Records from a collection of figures

"""

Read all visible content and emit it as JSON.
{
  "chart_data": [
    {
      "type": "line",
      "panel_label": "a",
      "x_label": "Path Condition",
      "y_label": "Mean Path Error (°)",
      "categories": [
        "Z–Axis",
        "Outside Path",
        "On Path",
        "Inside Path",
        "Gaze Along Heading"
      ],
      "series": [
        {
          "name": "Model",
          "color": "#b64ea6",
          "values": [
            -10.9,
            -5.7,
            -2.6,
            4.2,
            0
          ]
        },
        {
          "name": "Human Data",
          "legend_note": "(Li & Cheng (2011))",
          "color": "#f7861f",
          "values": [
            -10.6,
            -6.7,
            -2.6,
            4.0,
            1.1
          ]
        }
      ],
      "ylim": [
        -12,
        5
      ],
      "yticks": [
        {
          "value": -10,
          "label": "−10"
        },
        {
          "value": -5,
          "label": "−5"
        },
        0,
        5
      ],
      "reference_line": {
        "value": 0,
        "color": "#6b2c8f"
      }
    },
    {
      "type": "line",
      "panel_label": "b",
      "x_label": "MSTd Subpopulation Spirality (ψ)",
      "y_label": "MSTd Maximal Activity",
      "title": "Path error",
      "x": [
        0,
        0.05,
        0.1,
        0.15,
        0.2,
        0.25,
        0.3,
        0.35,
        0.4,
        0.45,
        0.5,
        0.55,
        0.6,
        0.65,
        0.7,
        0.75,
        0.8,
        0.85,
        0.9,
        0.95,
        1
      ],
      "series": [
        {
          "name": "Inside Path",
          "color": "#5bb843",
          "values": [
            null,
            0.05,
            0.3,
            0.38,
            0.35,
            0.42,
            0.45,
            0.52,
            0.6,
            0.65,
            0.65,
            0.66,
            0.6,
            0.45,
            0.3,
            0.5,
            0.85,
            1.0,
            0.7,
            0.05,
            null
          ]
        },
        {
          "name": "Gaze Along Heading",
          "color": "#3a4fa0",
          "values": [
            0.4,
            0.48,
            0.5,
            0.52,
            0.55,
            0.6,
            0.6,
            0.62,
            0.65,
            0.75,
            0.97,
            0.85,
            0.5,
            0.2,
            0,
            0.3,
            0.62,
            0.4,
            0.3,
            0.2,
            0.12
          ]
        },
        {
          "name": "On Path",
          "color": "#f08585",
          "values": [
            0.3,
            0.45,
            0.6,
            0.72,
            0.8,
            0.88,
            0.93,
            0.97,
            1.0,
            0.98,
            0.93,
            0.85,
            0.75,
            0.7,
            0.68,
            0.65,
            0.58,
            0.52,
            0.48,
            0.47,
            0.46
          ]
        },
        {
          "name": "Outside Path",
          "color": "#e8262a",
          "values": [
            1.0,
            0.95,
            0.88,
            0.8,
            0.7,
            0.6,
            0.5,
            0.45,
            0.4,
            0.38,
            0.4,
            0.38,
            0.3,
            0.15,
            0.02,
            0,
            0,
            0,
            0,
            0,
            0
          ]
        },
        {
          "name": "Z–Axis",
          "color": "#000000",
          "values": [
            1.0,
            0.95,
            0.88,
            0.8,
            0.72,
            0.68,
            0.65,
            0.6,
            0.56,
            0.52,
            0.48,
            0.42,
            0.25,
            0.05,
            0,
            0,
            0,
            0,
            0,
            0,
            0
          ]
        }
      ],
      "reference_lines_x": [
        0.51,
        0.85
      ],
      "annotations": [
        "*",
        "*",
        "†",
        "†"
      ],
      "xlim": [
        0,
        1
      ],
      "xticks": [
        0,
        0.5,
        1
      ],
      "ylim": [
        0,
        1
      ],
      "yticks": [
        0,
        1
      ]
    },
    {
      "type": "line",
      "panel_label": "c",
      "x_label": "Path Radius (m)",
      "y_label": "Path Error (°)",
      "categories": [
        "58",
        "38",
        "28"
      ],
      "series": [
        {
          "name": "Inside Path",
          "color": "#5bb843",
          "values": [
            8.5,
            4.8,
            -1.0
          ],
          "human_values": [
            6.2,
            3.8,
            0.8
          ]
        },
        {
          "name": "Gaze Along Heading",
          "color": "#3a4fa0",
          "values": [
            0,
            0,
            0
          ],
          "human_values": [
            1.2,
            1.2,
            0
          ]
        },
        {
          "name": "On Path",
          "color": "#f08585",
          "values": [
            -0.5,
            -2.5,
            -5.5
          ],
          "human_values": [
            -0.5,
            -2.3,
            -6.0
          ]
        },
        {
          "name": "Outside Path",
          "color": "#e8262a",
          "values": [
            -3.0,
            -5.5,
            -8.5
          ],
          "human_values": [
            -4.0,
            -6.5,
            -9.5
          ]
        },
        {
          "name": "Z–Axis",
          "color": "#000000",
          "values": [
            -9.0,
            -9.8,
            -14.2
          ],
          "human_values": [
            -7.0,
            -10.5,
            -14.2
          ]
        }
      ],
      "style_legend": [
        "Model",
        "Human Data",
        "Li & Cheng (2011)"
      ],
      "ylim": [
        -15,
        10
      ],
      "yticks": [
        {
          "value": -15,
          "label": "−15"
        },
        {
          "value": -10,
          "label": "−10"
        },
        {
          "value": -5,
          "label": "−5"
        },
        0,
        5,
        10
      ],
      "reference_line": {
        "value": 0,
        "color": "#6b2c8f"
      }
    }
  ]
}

"""
"""

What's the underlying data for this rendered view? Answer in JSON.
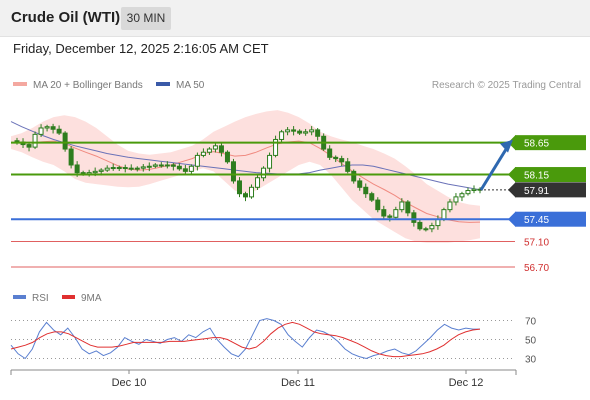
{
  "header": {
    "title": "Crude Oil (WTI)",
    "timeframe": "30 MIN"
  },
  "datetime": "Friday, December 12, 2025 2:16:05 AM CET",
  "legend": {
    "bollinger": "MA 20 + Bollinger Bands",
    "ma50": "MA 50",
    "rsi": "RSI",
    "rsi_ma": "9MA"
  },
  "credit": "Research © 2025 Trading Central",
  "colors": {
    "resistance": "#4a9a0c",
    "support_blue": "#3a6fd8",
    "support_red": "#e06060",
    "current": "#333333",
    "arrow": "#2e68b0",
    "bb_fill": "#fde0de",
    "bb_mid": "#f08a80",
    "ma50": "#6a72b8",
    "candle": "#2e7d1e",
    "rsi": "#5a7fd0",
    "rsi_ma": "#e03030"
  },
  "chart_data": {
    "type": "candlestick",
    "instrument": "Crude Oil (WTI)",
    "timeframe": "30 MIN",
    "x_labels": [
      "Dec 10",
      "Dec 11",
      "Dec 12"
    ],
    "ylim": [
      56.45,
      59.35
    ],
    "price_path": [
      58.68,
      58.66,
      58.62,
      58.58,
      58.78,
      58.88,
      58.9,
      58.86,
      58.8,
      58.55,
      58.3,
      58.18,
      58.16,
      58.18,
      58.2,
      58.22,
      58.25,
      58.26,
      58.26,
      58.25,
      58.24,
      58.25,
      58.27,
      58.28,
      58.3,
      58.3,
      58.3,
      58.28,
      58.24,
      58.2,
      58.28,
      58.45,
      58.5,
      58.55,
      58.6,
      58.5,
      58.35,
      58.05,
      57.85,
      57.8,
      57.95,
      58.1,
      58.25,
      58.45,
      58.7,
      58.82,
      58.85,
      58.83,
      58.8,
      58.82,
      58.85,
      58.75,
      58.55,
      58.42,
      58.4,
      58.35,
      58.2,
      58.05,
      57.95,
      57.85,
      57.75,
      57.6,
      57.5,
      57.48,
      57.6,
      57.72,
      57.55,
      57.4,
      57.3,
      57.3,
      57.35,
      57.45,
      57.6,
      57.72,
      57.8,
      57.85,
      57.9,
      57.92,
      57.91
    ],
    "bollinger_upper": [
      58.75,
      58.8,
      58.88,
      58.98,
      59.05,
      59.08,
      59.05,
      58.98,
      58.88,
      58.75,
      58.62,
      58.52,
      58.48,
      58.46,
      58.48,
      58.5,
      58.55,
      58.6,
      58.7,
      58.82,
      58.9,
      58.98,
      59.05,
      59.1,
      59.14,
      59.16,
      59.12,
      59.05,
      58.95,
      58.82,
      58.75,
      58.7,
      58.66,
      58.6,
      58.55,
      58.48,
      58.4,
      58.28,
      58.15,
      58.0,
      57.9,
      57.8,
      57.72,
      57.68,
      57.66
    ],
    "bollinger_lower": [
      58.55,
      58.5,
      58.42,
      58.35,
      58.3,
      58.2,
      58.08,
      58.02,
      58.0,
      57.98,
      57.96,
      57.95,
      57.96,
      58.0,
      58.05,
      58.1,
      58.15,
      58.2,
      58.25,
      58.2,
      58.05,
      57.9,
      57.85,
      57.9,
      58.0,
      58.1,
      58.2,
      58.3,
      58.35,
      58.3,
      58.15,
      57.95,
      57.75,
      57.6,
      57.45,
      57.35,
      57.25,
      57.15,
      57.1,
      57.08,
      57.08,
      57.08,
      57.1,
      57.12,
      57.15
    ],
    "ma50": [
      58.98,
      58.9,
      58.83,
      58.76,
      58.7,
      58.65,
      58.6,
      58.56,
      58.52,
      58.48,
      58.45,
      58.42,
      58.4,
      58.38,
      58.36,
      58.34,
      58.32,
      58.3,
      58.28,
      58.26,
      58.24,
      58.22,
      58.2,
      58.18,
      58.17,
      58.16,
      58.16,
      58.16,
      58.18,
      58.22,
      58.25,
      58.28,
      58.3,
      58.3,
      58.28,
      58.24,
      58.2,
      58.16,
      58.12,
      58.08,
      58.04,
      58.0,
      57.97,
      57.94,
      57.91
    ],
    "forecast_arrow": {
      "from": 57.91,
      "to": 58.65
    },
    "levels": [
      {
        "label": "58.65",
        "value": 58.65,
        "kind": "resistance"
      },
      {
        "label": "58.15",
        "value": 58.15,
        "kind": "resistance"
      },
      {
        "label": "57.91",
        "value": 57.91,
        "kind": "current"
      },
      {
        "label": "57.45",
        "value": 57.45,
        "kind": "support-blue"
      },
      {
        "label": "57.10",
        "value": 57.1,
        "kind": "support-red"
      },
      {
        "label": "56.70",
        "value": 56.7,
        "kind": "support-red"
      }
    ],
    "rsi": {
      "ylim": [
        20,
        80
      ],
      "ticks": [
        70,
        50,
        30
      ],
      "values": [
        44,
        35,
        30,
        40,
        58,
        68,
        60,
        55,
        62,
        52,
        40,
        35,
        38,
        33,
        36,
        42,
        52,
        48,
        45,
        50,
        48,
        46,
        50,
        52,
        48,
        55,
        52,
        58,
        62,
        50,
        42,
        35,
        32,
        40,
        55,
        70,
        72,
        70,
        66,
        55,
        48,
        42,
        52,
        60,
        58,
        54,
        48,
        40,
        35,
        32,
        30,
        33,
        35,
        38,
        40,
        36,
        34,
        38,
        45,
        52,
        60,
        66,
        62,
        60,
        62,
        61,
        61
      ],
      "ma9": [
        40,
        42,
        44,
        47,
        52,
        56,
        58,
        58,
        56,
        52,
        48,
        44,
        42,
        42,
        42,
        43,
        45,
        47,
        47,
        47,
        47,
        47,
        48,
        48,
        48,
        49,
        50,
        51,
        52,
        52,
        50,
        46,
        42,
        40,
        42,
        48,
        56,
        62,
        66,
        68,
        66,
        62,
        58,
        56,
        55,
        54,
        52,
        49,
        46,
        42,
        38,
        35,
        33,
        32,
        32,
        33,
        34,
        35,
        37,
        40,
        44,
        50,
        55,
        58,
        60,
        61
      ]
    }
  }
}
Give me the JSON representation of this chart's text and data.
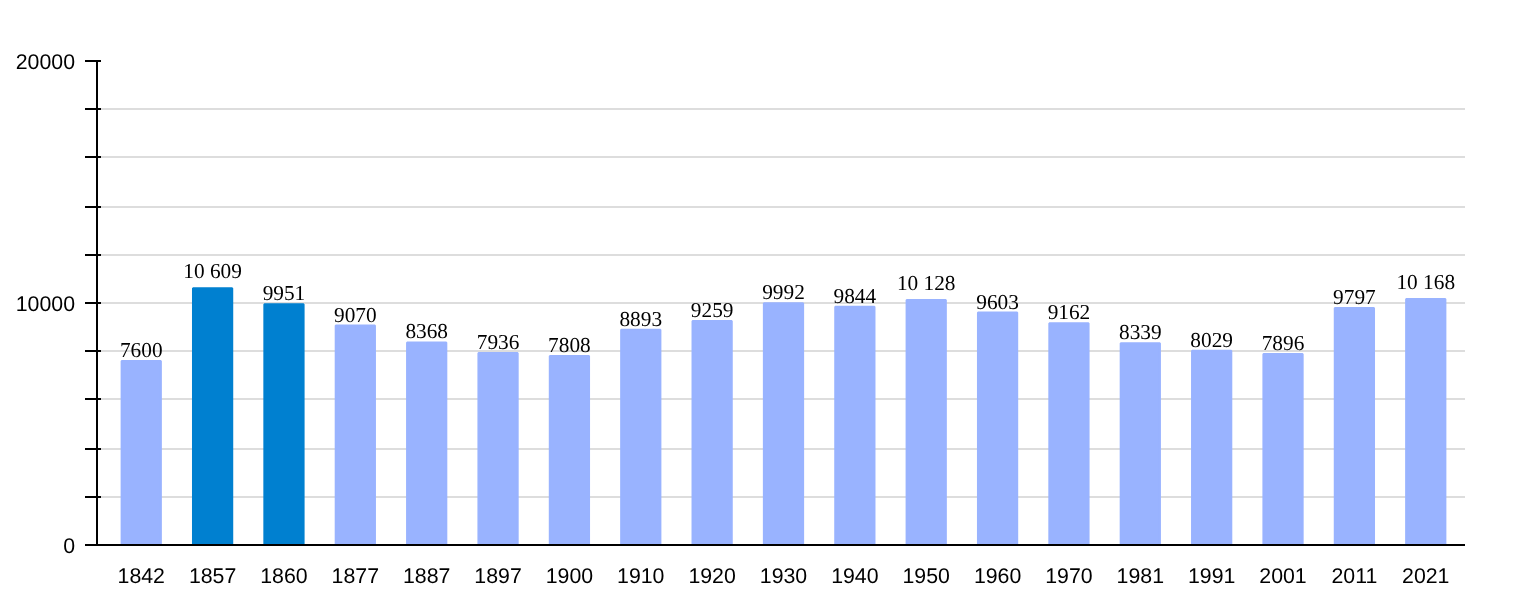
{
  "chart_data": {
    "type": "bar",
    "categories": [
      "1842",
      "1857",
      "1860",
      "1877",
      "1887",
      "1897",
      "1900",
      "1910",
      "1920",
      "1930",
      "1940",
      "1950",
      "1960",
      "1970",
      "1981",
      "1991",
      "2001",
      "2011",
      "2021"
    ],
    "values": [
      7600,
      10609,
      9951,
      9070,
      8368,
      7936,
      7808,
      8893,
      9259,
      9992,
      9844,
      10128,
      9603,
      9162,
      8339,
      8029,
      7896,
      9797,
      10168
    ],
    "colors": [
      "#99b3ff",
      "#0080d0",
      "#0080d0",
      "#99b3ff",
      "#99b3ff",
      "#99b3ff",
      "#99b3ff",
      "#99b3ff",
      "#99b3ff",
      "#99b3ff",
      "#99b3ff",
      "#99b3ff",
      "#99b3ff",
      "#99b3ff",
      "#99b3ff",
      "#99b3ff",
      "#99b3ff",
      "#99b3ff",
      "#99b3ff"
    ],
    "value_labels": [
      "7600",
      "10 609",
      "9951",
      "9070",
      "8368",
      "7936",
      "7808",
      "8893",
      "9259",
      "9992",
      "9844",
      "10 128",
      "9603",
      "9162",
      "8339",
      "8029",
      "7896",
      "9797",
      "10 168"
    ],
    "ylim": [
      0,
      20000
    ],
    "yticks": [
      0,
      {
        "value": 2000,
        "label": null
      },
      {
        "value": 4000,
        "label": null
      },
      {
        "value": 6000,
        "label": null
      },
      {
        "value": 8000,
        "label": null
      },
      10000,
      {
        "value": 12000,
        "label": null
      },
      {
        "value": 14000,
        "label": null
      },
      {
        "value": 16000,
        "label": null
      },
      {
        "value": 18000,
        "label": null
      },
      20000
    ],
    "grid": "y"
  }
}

"""
"""

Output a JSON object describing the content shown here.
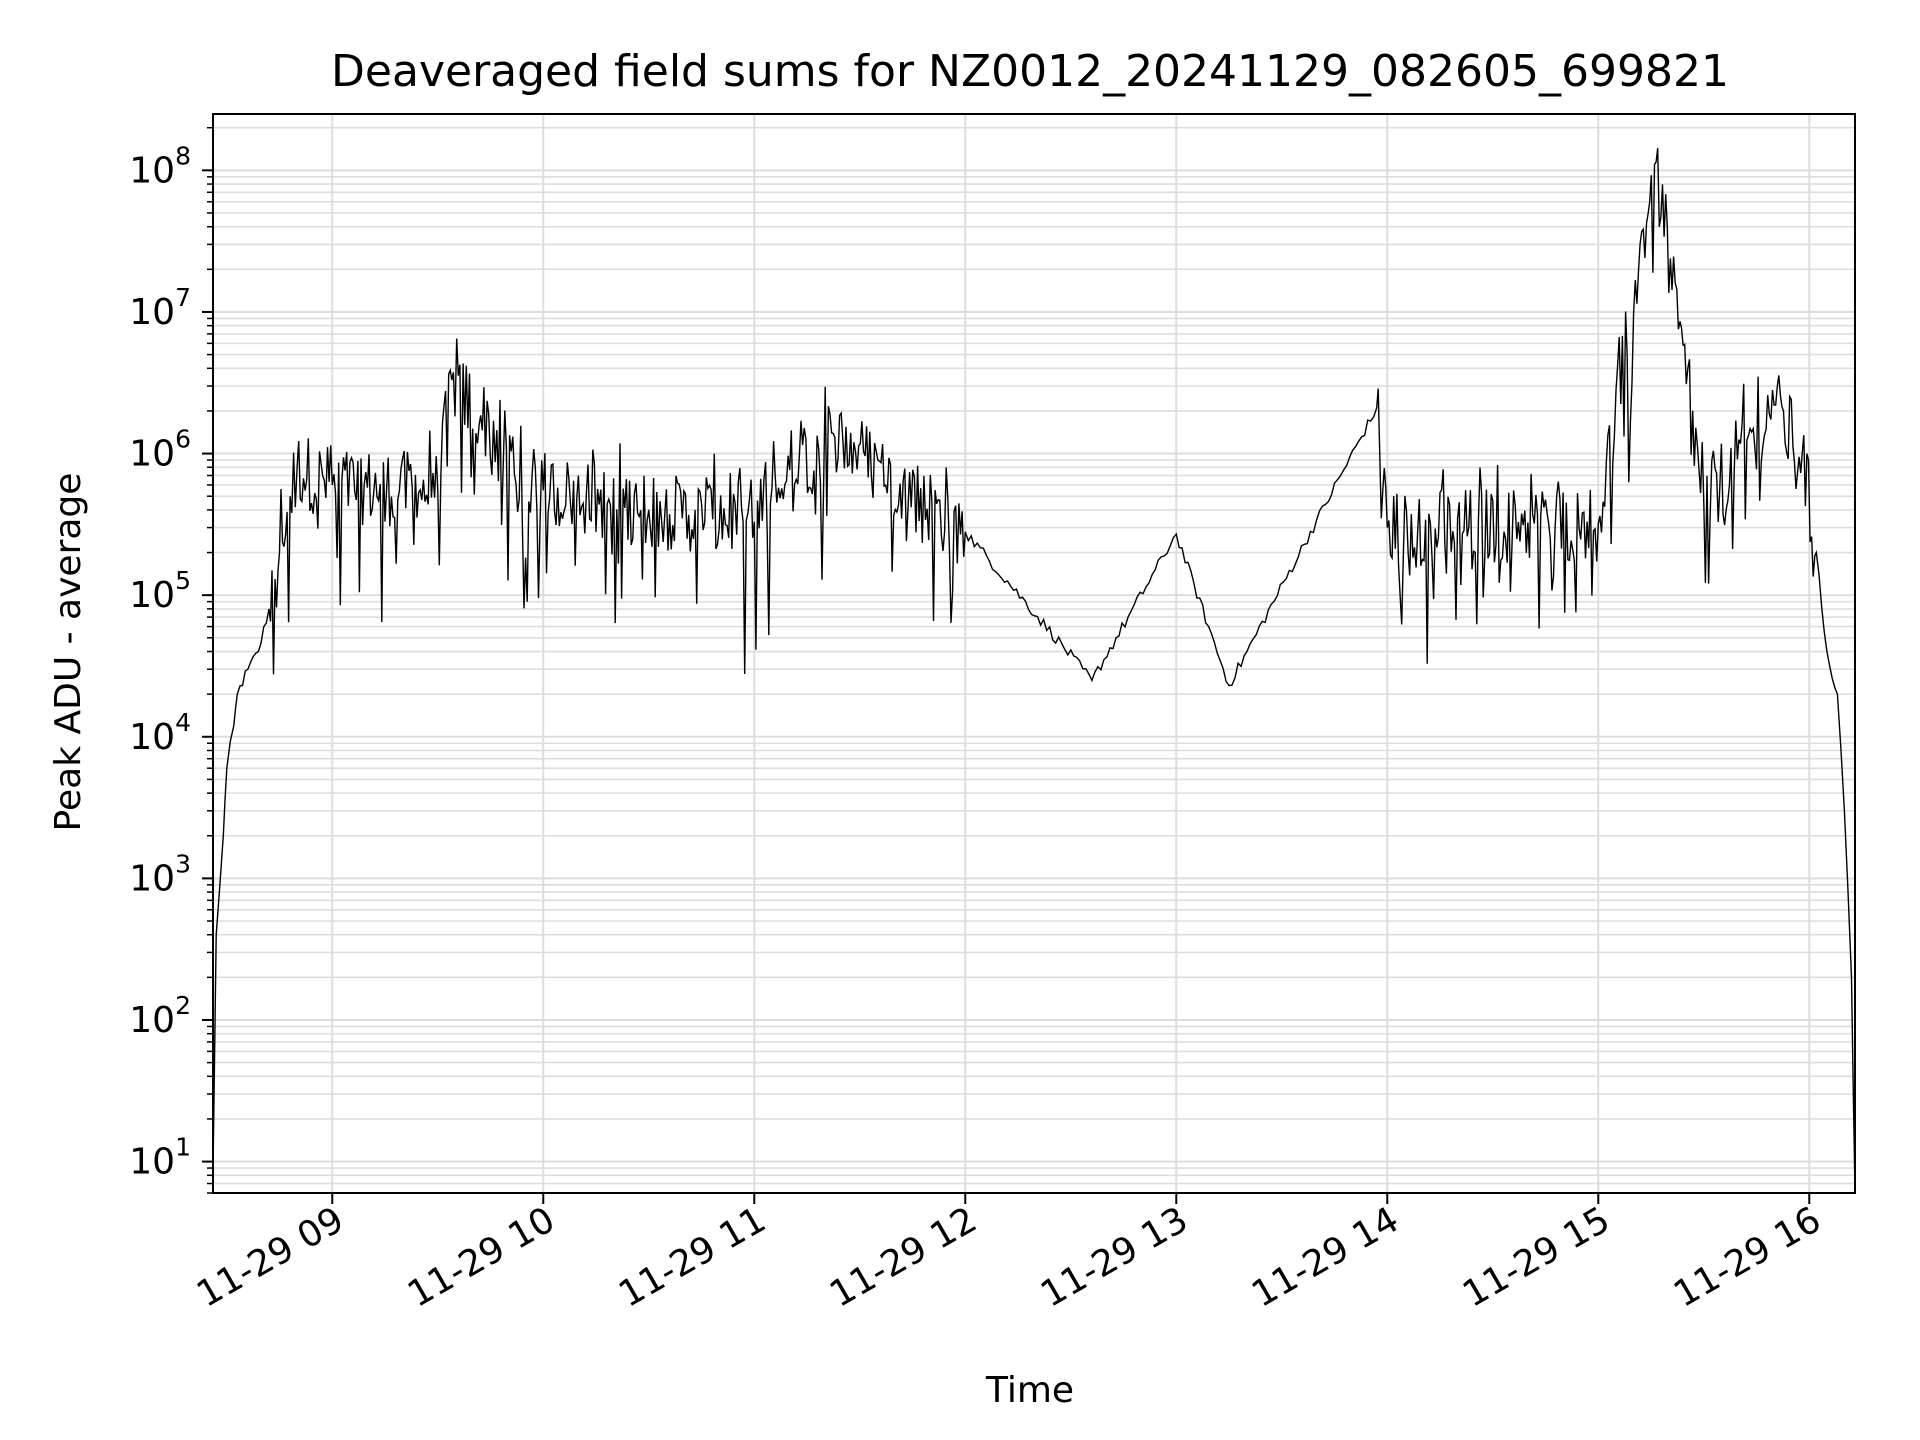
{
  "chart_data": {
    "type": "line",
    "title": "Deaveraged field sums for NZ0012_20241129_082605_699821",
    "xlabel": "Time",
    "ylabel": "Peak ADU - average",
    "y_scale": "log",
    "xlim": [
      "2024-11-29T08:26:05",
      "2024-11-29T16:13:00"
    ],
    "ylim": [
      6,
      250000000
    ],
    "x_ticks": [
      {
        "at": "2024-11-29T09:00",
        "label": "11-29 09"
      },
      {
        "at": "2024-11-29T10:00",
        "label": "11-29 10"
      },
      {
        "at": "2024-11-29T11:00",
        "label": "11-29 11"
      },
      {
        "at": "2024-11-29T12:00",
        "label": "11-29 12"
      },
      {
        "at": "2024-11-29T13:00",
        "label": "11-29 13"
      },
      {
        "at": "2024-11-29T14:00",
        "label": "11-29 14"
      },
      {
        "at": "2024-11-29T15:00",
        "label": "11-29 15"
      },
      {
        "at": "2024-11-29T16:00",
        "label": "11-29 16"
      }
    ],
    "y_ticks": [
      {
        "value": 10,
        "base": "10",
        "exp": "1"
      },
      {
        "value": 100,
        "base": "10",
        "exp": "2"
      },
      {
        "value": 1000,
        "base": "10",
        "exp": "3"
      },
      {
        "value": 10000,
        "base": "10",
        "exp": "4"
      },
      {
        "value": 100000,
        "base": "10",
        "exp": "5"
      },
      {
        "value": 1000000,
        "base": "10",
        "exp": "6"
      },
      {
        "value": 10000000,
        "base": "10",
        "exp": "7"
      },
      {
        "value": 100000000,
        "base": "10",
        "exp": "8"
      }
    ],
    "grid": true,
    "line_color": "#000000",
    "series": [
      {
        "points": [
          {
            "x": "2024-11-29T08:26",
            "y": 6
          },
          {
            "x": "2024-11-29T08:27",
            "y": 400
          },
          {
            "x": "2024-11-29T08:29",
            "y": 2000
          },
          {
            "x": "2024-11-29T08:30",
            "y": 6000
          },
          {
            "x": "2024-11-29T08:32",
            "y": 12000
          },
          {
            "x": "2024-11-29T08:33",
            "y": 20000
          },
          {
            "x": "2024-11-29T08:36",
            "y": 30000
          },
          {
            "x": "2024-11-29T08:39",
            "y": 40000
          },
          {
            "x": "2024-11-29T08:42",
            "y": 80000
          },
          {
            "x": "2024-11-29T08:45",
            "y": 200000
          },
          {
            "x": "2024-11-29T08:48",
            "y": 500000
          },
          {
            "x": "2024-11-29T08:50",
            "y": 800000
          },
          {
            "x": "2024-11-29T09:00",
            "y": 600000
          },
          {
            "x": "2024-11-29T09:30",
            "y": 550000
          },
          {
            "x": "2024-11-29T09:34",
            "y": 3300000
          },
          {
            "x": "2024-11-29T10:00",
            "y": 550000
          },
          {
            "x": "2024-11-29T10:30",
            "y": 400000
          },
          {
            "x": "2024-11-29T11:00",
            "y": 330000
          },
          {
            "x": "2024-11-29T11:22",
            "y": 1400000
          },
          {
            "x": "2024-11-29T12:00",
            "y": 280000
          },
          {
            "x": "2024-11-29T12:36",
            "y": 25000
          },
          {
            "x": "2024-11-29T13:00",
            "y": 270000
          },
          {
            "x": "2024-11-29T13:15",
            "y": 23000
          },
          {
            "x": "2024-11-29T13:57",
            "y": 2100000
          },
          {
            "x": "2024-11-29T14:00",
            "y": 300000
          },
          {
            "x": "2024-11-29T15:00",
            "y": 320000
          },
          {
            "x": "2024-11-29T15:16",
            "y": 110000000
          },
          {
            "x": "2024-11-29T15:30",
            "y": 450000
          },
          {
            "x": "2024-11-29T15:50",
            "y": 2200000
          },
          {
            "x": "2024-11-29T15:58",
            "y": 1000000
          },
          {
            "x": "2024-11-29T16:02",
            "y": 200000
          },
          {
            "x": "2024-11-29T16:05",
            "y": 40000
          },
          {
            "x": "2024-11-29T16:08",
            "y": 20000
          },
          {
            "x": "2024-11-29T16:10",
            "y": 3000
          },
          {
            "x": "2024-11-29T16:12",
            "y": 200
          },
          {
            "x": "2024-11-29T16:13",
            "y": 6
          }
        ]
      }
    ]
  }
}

"""

# WHAT THE TASK REQUIRES
Consider the entries above and return each line with the string "Cheng".

# FINISHED TASK
          "legend_note": "(Li & Cheng (2011))",
        "Li & Cheng (2011)"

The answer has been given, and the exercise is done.